INPUT MATERIAL:
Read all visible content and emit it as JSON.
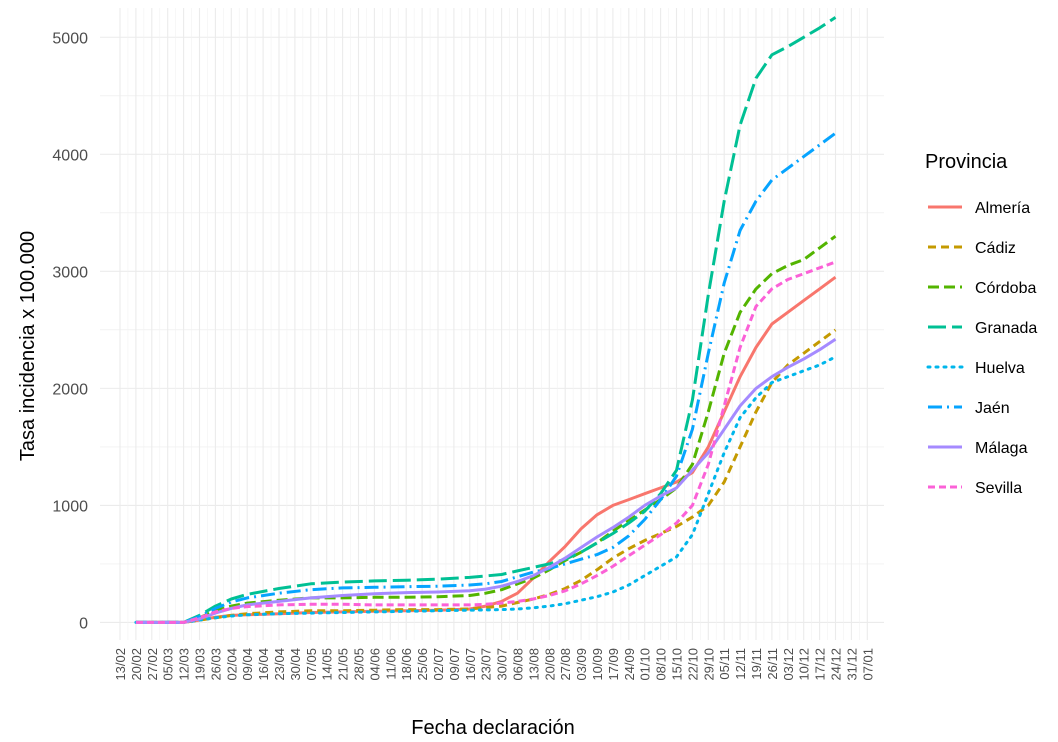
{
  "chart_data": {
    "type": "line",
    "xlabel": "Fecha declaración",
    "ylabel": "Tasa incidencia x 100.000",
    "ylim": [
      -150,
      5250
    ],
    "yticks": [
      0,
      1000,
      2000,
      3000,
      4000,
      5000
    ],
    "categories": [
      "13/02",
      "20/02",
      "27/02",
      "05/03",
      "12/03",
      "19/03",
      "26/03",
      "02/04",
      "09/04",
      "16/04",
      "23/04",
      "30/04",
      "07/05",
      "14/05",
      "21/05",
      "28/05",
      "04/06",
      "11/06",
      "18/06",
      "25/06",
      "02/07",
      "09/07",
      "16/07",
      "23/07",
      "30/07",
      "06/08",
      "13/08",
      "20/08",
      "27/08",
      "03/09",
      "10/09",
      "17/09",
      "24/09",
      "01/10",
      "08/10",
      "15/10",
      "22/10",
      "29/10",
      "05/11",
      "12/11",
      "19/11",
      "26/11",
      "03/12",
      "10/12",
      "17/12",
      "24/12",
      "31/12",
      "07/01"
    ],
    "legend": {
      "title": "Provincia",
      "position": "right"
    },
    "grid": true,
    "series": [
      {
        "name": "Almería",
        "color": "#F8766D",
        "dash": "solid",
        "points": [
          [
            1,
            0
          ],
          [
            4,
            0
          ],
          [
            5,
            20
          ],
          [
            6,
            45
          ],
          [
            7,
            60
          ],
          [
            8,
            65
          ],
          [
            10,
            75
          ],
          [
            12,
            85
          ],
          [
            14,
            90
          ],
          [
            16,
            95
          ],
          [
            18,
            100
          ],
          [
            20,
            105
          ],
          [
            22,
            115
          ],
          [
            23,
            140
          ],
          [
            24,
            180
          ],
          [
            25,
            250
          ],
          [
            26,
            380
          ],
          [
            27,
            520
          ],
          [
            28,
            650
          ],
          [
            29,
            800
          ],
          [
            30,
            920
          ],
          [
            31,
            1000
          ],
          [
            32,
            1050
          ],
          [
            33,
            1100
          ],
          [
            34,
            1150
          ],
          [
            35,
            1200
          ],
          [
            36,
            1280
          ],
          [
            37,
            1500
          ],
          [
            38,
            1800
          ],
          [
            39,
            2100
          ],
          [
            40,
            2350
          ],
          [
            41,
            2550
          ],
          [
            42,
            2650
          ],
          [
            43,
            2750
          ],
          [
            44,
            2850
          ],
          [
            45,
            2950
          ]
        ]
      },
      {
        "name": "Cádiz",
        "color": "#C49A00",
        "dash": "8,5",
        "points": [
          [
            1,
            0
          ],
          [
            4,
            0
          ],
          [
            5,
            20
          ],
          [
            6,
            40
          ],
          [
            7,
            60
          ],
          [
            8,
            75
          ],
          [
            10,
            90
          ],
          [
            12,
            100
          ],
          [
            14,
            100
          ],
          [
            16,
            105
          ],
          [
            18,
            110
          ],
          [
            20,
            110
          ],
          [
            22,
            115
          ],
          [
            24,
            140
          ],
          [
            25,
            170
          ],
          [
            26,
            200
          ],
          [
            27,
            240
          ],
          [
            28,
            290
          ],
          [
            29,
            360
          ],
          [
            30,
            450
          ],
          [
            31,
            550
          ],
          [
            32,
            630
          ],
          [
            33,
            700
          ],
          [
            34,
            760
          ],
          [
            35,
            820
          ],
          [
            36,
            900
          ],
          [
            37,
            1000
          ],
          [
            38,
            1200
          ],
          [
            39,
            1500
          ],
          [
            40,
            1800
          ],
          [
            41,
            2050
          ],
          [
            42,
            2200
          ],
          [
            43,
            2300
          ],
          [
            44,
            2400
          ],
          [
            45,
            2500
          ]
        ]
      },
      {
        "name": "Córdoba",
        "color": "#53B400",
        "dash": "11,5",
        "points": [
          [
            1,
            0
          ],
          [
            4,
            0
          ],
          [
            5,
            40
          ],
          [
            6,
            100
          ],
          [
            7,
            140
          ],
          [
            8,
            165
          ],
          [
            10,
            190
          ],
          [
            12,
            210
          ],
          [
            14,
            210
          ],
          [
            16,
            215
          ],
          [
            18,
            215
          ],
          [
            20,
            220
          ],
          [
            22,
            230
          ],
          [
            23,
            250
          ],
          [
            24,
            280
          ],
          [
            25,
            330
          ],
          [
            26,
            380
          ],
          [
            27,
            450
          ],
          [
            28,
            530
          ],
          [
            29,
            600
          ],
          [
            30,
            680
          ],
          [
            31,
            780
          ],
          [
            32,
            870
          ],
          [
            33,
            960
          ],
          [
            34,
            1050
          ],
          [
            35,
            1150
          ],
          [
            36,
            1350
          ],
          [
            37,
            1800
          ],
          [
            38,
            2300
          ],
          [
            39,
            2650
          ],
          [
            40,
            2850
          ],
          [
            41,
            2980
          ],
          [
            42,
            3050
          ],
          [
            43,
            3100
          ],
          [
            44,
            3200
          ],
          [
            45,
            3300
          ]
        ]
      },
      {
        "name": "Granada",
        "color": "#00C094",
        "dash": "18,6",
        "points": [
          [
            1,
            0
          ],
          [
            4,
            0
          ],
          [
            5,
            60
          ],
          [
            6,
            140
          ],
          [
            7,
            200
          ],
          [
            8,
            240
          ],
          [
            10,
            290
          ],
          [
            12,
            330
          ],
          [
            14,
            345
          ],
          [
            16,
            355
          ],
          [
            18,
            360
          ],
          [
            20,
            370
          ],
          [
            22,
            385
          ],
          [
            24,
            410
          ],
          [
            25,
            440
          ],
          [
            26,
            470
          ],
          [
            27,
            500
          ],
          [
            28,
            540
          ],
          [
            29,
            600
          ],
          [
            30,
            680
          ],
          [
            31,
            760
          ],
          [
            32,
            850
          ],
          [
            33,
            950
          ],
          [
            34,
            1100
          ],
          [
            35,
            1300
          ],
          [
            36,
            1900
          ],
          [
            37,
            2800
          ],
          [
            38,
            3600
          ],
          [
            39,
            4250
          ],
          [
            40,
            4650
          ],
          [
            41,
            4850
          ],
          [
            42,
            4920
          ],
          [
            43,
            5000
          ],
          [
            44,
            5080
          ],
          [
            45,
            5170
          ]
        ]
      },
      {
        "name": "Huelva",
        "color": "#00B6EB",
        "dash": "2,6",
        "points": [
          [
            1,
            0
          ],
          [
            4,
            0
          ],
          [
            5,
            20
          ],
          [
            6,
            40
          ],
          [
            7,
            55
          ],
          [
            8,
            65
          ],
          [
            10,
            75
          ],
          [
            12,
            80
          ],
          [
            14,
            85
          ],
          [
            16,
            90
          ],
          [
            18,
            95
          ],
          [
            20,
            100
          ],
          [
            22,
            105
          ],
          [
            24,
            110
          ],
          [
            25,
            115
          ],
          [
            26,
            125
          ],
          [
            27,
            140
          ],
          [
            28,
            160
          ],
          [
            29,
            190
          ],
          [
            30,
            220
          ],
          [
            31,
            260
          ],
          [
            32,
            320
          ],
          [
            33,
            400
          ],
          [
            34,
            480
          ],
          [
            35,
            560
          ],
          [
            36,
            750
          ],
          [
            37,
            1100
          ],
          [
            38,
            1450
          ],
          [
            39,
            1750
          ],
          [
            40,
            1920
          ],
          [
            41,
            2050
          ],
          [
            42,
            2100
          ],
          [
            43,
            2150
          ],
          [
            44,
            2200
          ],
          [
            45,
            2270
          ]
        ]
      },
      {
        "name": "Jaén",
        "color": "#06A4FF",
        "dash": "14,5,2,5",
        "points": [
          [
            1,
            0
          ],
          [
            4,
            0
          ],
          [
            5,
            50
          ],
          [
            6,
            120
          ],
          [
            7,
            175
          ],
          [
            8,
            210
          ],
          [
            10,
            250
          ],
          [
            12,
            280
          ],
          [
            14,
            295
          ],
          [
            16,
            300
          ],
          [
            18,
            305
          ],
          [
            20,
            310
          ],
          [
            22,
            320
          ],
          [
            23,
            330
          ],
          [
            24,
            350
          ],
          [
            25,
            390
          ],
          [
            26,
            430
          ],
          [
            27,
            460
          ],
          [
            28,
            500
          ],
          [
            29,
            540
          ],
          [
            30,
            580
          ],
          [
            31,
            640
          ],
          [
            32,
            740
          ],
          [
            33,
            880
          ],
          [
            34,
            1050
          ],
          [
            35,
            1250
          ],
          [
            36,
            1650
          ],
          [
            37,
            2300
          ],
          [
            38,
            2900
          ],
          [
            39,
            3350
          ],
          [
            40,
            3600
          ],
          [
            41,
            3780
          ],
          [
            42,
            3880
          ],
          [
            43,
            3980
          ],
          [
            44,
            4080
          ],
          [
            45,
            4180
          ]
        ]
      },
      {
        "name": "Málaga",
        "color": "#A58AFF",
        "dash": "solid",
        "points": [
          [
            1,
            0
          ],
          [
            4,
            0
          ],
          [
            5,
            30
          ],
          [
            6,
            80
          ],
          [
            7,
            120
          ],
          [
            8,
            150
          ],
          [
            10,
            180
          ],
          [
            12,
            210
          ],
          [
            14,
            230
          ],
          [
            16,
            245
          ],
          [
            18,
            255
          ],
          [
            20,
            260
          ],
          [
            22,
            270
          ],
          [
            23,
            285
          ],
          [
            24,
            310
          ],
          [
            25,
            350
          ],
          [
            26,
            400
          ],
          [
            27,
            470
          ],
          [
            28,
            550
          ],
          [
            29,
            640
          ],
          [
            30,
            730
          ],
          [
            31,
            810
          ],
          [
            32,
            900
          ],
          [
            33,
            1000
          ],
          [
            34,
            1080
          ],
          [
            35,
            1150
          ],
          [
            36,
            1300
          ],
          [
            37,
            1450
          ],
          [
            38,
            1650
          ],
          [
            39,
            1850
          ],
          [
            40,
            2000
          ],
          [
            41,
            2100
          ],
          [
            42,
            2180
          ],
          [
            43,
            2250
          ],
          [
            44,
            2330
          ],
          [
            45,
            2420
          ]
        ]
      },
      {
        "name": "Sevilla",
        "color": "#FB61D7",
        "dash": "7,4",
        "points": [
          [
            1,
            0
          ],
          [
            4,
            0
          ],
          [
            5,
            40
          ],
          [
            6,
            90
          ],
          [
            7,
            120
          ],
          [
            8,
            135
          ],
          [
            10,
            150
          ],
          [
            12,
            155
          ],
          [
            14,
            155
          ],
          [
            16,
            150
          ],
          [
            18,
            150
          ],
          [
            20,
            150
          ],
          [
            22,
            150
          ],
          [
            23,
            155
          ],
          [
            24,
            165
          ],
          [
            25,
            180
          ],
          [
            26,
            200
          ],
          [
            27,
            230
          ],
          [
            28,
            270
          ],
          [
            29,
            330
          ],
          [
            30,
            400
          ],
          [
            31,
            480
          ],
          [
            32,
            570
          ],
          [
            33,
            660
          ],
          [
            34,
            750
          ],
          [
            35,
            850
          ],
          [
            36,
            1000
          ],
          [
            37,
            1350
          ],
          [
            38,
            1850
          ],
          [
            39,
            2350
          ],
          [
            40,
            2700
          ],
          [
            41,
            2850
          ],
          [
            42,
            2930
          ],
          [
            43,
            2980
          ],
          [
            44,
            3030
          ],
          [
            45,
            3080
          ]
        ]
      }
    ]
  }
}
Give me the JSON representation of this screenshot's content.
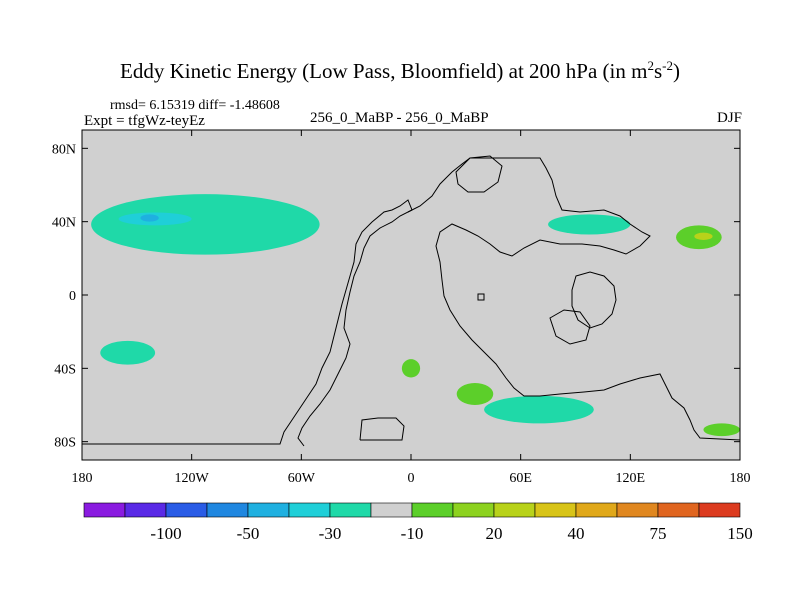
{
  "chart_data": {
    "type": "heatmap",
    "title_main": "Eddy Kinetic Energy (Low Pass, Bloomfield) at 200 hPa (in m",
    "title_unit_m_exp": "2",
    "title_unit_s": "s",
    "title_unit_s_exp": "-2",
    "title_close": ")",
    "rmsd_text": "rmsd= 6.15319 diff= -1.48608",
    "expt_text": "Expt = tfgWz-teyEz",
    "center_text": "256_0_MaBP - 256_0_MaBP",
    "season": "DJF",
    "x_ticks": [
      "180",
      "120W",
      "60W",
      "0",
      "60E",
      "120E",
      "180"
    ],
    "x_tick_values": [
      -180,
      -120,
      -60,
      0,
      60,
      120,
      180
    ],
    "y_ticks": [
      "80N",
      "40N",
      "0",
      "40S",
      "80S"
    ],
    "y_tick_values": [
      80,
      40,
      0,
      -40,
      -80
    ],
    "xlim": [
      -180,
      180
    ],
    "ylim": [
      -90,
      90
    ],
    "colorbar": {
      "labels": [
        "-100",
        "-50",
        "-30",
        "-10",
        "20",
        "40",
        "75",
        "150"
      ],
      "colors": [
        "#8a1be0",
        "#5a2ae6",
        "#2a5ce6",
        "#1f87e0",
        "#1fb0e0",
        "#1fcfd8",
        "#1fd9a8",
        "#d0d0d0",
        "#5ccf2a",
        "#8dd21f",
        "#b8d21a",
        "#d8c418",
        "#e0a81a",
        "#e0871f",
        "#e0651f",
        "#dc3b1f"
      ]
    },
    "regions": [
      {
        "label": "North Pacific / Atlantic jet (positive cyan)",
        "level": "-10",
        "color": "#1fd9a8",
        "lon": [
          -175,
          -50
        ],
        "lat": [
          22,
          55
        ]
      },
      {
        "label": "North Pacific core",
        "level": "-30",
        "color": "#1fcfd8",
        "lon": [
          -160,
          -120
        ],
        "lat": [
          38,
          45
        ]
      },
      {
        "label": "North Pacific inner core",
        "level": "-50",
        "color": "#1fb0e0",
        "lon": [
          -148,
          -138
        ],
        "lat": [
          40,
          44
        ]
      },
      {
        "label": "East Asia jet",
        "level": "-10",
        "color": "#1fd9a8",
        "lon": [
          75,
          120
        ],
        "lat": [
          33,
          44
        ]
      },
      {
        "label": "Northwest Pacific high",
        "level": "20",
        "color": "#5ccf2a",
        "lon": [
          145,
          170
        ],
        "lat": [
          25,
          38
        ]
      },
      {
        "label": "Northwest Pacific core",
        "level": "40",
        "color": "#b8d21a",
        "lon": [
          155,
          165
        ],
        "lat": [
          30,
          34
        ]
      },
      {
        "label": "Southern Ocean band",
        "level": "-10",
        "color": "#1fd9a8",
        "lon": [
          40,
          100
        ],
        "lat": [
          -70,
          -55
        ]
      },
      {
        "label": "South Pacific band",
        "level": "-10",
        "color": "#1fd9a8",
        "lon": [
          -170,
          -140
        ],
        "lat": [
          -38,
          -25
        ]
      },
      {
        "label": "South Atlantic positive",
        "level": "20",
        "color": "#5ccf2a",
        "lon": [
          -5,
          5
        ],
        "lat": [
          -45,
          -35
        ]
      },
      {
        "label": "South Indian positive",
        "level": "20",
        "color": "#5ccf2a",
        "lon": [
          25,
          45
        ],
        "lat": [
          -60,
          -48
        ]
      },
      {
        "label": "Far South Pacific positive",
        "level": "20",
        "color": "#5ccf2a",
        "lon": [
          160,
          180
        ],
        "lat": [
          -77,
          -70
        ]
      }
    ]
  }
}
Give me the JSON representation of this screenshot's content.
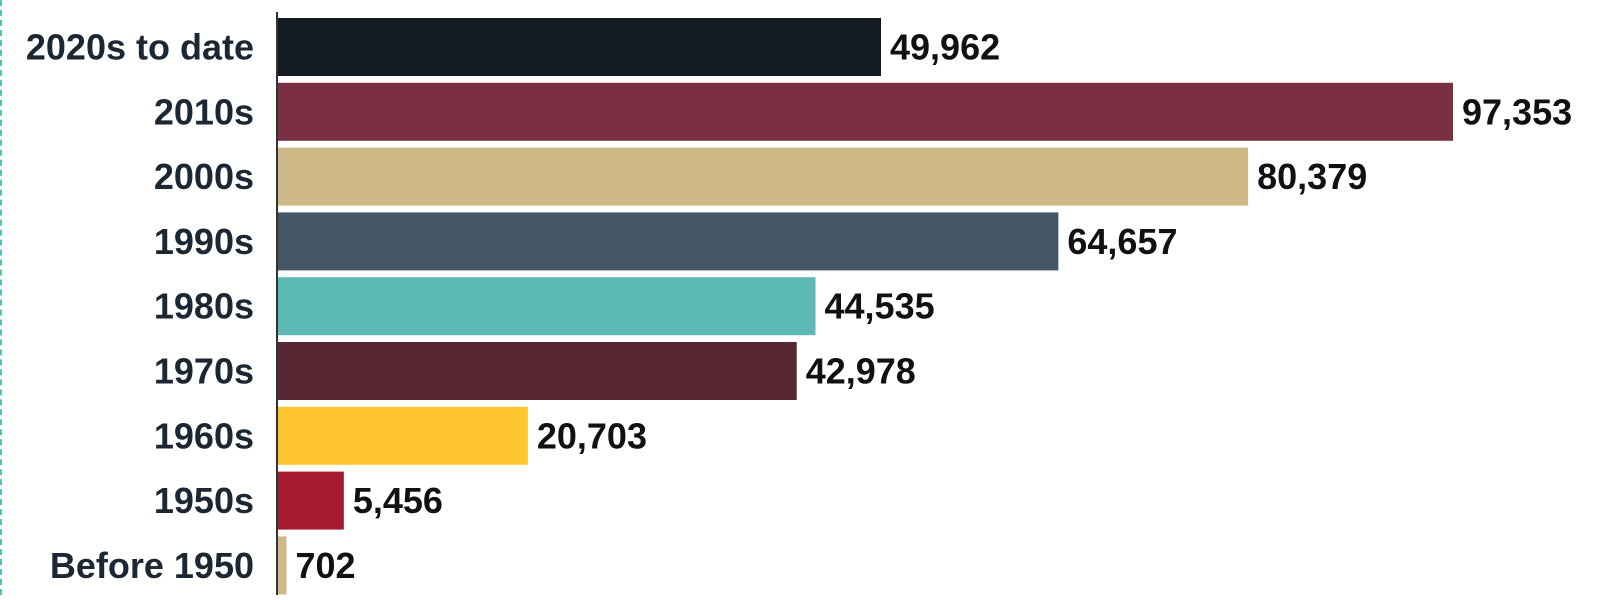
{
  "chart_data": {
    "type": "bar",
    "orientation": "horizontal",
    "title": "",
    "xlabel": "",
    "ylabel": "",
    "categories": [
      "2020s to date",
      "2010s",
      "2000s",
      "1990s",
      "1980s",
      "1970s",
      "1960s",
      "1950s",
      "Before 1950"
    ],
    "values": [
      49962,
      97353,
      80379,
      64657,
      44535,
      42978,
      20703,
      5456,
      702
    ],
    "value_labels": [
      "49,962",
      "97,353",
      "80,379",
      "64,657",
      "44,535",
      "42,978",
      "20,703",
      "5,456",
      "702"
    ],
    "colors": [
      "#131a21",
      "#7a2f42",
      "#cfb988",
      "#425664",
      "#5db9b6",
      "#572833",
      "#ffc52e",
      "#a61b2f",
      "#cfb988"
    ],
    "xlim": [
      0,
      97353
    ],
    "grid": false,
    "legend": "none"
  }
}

YOUR OBJECTIVE:
Check each line of the data above for the word "band", then state how many lines have it. Give the number alone.

SOLUTION TO THIS TASK:
2